### Work to do
Go through the data below. List every line that holds the word "производства".

### Exercise inputs
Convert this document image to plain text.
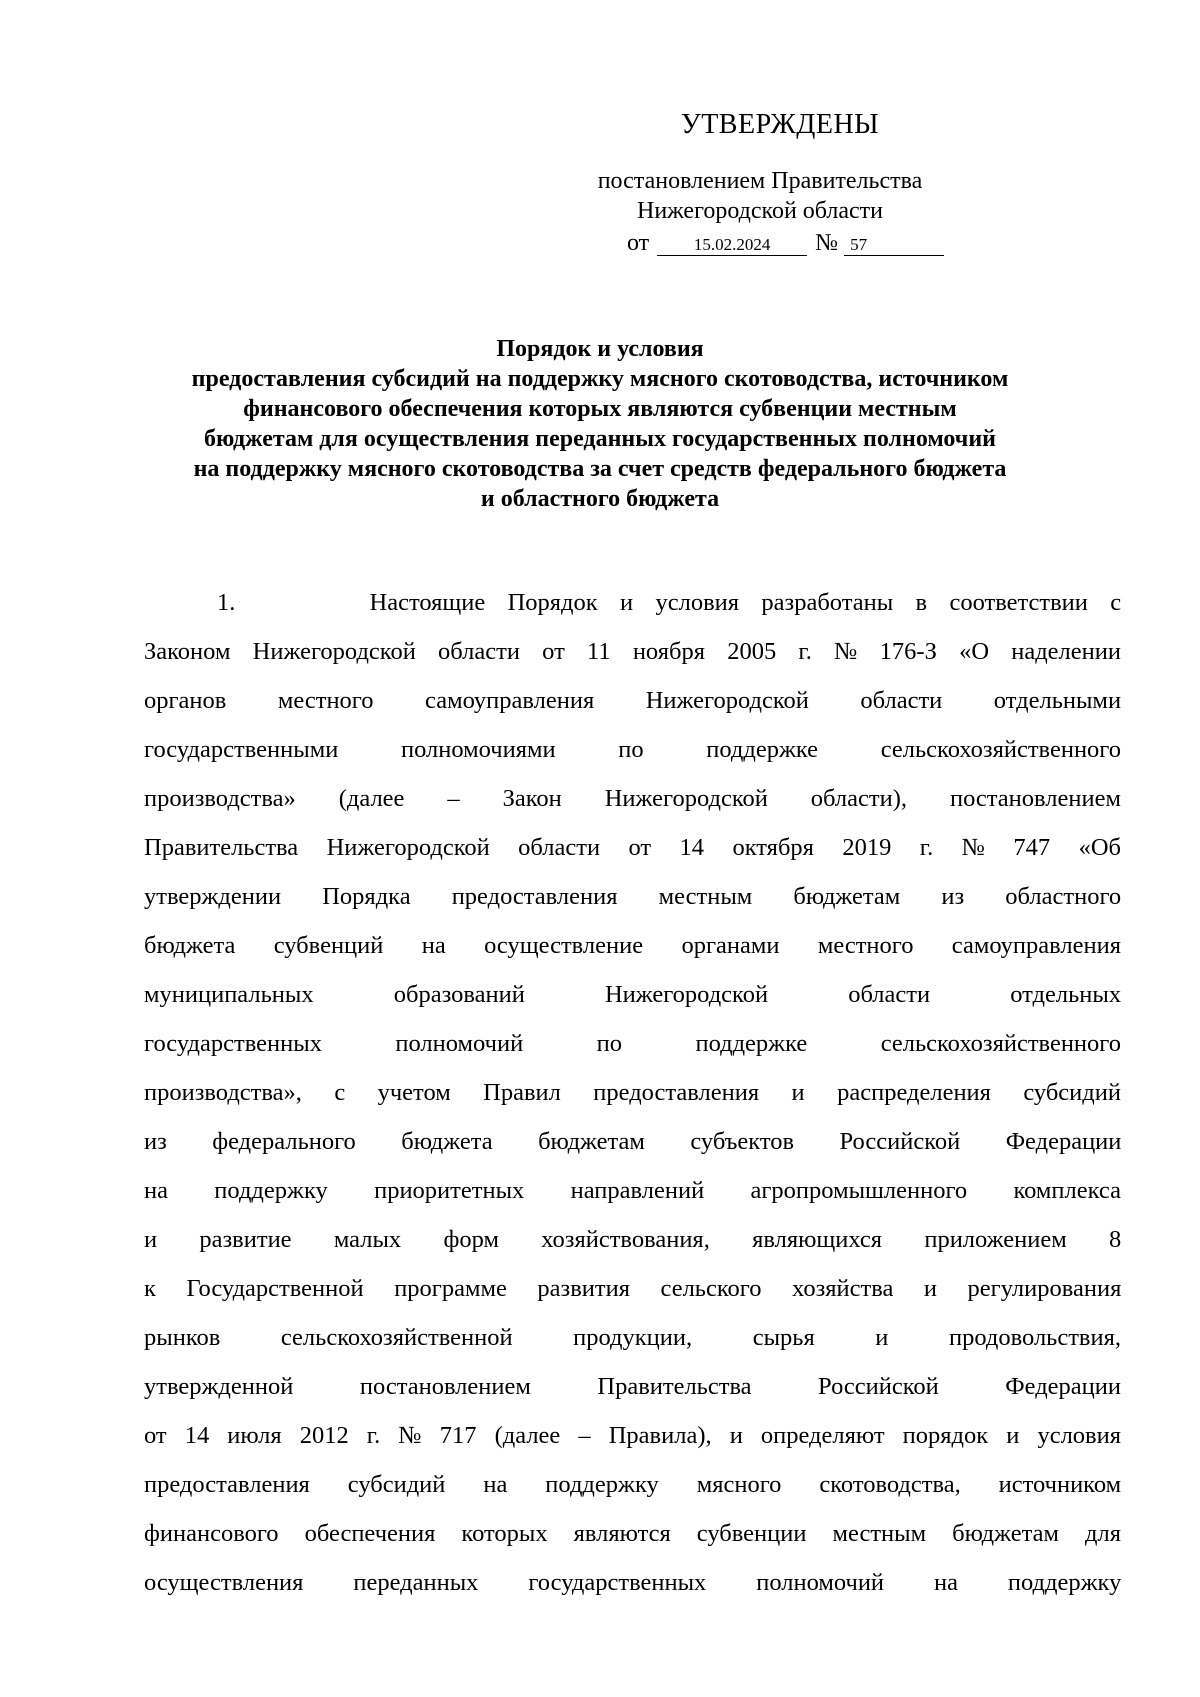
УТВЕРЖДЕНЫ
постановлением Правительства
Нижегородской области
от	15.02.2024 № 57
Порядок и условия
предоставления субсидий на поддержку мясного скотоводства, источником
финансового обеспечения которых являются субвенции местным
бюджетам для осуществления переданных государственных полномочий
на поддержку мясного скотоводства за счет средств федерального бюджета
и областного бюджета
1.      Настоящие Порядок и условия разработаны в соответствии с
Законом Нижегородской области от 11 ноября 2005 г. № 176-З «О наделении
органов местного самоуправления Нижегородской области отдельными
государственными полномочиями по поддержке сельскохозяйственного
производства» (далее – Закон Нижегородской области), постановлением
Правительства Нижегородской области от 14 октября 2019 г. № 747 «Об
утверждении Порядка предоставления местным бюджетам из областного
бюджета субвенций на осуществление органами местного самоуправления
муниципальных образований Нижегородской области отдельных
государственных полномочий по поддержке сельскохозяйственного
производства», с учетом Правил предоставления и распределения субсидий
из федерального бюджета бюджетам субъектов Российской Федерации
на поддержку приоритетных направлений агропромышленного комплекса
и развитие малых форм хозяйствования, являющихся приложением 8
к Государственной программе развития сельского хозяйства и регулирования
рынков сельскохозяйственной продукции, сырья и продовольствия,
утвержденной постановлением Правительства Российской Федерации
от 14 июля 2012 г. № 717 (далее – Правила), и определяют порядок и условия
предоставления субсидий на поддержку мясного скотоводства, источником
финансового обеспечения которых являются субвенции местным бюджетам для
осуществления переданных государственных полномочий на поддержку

### Exercise response
производства» (далее – Закон Нижегородской области), постановлением
производства», с учетом Правил предоставления и распределения субсидий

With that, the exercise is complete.